╭─ Stored rows
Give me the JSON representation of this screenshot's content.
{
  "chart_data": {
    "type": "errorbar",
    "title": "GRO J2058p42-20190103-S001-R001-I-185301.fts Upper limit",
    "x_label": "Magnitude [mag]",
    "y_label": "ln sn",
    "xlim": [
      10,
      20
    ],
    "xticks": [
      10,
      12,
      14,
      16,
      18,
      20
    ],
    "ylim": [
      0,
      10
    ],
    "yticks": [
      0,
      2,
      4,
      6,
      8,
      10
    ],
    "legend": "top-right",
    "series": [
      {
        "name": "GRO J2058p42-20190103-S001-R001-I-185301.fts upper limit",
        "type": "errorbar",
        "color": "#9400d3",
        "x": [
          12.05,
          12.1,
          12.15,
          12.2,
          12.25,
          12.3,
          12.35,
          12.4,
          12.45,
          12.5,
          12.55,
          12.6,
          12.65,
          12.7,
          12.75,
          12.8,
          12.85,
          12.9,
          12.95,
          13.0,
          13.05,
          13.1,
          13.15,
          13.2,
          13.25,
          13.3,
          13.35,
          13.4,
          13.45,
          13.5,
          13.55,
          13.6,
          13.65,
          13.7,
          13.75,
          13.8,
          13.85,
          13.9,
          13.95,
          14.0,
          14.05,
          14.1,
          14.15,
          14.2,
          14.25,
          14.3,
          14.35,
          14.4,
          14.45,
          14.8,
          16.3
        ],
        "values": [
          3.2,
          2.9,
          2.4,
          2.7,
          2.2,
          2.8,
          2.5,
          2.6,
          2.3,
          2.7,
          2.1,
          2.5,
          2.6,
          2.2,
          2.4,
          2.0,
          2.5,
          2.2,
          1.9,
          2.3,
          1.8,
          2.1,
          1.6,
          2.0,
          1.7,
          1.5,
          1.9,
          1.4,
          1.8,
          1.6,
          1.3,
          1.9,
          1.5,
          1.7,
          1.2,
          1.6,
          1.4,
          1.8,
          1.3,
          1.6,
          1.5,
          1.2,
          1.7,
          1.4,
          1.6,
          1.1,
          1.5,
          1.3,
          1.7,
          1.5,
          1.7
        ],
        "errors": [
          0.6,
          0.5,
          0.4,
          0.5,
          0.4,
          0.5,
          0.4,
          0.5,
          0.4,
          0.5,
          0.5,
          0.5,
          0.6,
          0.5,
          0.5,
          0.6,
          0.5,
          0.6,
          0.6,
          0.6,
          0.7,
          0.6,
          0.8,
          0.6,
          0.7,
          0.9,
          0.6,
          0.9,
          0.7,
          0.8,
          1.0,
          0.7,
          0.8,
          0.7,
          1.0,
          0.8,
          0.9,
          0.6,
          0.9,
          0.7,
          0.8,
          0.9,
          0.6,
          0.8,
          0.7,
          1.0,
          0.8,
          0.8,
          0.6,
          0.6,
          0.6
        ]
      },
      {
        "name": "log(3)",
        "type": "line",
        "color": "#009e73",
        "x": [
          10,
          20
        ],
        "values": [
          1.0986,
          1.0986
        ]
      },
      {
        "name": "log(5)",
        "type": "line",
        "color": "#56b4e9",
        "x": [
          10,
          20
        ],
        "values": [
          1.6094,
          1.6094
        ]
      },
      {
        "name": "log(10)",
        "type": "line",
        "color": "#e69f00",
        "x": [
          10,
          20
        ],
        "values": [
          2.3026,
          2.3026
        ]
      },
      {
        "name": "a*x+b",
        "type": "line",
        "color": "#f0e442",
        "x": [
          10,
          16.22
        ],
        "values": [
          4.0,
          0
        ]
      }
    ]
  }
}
╰─
Task to complete
Working from the material above, retype it in its entirety without change.

Finished exercise
Give me the JSON representation of this screenshot's content.
{
  "chart_data": {
    "type": "errorbar",
    "title": "GRO J2058p42-20190103-S001-R001-I-185301.fts Upper limit",
    "x_label": "Magnitude [mag]",
    "y_label": "ln sn",
    "xlim": [
      10,
      20
    ],
    "xticks": [
      10,
      12,
      14,
      16,
      18,
      20
    ],
    "ylim": [
      0,
      10
    ],
    "yticks": [
      0,
      2,
      4,
      6,
      8,
      10
    ],
    "legend": "top-right",
    "series": [
      {
        "name": "GRO J2058p42-20190103-S001-R001-I-185301.fts upper limit",
        "type": "errorbar",
        "color": "#9400d3",
        "x": [
          12.05,
          12.1,
          12.15,
          12.2,
          12.25,
          12.3,
          12.35,
          12.4,
          12.45,
          12.5,
          12.55,
          12.6,
          12.65,
          12.7,
          12.75,
          12.8,
          12.85,
          12.9,
          12.95,
          13.0,
          13.05,
          13.1,
          13.15,
          13.2,
          13.25,
          13.3,
          13.35,
          13.4,
          13.45,
          13.5,
          13.55,
          13.6,
          13.65,
          13.7,
          13.75,
          13.8,
          13.85,
          13.9,
          13.95,
          14.0,
          14.05,
          14.1,
          14.15,
          14.2,
          14.25,
          14.3,
          14.35,
          14.4,
          14.45,
          14.8,
          16.3
        ],
        "values": [
          3.2,
          2.9,
          2.4,
          2.7,
          2.2,
          2.8,
          2.5,
          2.6,
          2.3,
          2.7,
          2.1,
          2.5,
          2.6,
          2.2,
          2.4,
          2.0,
          2.5,
          2.2,
          1.9,
          2.3,
          1.8,
          2.1,
          1.6,
          2.0,
          1.7,
          1.5,
          1.9,
          1.4,
          1.8,
          1.6,
          1.3,
          1.9,
          1.5,
          1.7,
          1.2,
          1.6,
          1.4,
          1.8,
          1.3,
          1.6,
          1.5,
          1.2,
          1.7,
          1.4,
          1.6,
          1.1,
          1.5,
          1.3,
          1.7,
          1.5,
          1.7
        ],
        "errors": [
          0.6,
          0.5,
          0.4,
          0.5,
          0.4,
          0.5,
          0.4,
          0.5,
          0.4,
          0.5,
          0.5,
          0.5,
          0.6,
          0.5,
          0.5,
          0.6,
          0.5,
          0.6,
          0.6,
          0.6,
          0.7,
          0.6,
          0.8,
          0.6,
          0.7,
          0.9,
          0.6,
          0.9,
          0.7,
          0.8,
          1.0,
          0.7,
          0.8,
          0.7,
          1.0,
          0.8,
          0.9,
          0.6,
          0.9,
          0.7,
          0.8,
          0.9,
          0.6,
          0.8,
          0.7,
          1.0,
          0.8,
          0.8,
          0.6,
          0.6,
          0.6
        ]
      },
      {
        "name": "log(3)",
        "type": "line",
        "color": "#009e73",
        "x": [
          10,
          20
        ],
        "values": [
          1.0986,
          1.0986
        ]
      },
      {
        "name": "log(5)",
        "type": "line",
        "color": "#56b4e9",
        "x": [
          10,
          20
        ],
        "values": [
          1.6094,
          1.6094
        ]
      },
      {
        "name": "log(10)",
        "type": "line",
        "color": "#e69f00",
        "x": [
          10,
          20
        ],
        "values": [
          2.3026,
          2.3026
        ]
      },
      {
        "name": "a*x+b",
        "type": "line",
        "color": "#f0e442",
        "x": [
          10,
          16.22
        ],
        "values": [
          4.0,
          0
        ]
      }
    ]
  }
}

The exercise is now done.